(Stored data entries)

>> begin

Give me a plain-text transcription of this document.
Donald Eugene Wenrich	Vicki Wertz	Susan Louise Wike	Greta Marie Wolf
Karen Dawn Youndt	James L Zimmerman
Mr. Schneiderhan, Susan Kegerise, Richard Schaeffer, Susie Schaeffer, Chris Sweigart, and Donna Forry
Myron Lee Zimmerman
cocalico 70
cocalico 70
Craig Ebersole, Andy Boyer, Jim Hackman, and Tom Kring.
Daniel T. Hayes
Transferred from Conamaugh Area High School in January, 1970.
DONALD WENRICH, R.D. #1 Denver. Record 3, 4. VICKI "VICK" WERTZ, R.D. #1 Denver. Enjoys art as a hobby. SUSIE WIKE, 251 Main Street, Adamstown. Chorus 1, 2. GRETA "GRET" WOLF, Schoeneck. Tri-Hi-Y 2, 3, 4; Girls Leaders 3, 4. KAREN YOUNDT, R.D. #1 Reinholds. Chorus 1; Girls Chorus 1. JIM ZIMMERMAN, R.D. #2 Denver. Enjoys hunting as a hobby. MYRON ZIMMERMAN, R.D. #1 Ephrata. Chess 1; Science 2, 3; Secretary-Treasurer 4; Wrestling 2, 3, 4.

>> end

**What is needed**:
Where a line of the material above holds the string "Susan", copy that line.

**Correct response**:
Donald Eugene Wenrich	Vicki Wertz	Susan Louise Wike	Greta Marie Wolf
Mr. Schneiderhan, Susan Kegerise, Richard Schaeffer, Susie Schaeffer, Chris Sweigart, and Donna Forry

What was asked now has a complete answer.